- The task:
Pull every line of the entries that has the word "container".

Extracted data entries
%%
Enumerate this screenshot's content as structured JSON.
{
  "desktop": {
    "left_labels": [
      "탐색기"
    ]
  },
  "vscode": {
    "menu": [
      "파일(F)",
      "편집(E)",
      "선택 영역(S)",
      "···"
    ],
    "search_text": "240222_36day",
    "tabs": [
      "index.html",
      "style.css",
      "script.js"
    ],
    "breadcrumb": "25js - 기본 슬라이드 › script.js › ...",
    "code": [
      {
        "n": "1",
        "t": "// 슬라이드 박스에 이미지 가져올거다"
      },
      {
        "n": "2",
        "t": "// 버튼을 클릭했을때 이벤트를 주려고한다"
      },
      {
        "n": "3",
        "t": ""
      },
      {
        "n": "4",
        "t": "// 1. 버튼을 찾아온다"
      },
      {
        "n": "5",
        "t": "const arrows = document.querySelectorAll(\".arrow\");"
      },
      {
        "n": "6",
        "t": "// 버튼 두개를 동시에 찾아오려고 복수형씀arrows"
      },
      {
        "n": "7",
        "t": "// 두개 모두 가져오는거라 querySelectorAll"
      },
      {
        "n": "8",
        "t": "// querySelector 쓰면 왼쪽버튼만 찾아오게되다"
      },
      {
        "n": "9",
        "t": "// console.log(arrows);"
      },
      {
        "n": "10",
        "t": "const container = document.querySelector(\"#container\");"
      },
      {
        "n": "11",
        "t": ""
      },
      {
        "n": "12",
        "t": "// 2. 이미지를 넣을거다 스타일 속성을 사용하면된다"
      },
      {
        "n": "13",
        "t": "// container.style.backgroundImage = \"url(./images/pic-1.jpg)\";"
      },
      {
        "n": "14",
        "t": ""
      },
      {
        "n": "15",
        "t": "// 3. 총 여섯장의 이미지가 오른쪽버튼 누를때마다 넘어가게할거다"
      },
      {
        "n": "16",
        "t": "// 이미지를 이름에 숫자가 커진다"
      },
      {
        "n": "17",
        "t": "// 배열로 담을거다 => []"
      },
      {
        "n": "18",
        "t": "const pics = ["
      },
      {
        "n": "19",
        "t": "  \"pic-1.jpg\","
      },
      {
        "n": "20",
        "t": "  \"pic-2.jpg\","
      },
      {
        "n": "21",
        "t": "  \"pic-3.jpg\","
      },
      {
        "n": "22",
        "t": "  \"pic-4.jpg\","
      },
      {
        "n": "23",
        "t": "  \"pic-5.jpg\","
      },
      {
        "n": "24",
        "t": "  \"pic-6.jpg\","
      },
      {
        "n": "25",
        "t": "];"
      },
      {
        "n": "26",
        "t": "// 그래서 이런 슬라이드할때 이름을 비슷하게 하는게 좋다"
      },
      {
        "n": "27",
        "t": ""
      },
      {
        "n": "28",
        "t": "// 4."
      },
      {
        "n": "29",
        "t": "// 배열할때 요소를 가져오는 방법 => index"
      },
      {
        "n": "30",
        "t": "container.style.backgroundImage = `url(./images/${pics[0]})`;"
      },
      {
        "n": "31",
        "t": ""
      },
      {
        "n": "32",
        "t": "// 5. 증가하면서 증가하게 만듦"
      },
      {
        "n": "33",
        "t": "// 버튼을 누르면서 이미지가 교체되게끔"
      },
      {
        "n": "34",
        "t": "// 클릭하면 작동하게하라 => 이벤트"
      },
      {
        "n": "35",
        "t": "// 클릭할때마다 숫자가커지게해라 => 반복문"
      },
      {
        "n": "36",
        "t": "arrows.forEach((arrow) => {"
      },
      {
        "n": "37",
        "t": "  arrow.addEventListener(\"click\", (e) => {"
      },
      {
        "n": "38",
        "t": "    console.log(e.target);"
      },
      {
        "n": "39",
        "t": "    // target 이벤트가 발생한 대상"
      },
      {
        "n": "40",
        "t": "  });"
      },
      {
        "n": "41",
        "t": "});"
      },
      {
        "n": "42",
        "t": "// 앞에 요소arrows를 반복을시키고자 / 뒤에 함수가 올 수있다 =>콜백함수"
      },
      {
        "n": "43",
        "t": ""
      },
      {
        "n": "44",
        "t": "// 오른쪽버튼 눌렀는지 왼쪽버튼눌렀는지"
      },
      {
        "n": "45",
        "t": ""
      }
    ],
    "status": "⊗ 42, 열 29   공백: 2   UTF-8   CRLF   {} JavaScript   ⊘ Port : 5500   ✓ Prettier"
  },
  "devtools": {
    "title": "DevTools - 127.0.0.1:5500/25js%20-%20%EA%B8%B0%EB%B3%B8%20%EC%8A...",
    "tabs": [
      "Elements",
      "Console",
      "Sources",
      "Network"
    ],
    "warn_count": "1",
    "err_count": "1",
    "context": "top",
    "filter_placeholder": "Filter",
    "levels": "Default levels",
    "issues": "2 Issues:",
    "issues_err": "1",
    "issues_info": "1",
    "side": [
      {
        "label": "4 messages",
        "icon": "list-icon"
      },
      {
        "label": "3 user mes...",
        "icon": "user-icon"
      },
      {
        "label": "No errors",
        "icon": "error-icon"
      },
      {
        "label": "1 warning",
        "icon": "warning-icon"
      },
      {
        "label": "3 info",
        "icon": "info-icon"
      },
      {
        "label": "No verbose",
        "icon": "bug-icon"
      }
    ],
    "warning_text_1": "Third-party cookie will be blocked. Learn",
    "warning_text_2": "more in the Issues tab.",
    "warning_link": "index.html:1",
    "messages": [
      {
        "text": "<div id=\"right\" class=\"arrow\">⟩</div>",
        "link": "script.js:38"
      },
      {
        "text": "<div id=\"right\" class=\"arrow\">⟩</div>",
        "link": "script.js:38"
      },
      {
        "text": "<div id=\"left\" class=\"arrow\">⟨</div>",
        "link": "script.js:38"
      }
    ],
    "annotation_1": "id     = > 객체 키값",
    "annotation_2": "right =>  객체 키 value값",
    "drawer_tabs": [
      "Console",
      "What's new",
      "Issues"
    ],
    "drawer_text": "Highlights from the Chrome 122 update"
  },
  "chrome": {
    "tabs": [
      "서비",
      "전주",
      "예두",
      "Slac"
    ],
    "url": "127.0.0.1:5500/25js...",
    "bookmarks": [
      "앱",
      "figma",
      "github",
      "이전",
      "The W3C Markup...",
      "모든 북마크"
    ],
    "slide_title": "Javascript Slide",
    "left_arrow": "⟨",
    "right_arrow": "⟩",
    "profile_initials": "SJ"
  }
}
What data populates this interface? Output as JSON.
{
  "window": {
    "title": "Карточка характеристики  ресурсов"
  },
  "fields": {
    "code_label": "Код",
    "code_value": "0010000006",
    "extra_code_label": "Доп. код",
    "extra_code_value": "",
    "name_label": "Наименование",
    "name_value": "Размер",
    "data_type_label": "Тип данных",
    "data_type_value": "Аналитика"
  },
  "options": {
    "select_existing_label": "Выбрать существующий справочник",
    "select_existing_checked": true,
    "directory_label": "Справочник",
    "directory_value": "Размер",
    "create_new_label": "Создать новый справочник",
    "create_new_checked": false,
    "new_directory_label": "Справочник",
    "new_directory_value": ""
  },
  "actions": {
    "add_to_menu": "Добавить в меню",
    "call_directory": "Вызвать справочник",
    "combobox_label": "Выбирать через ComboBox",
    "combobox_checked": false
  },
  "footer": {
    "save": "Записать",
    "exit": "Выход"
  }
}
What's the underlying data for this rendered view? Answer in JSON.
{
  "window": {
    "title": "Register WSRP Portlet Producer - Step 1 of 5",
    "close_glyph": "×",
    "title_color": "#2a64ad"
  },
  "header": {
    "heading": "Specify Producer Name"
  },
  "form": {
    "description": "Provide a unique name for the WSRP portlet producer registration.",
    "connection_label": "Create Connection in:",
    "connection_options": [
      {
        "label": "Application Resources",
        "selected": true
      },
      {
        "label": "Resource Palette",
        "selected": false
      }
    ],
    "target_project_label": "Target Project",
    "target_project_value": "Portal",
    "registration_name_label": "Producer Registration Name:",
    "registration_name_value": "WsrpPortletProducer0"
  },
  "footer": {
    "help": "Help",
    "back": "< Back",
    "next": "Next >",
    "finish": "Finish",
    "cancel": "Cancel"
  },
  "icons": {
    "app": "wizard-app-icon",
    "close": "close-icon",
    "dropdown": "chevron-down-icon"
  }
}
%%
- Response for this exercise:
        "t": "const container = document.querySelector(\"#container\");"
        "t": "// container.style.backgroundImage = \"url(./images/pic-1.jpg)\";"
        "t": "container.style.backgroundImage = `url(./images/${pics[0]})`;"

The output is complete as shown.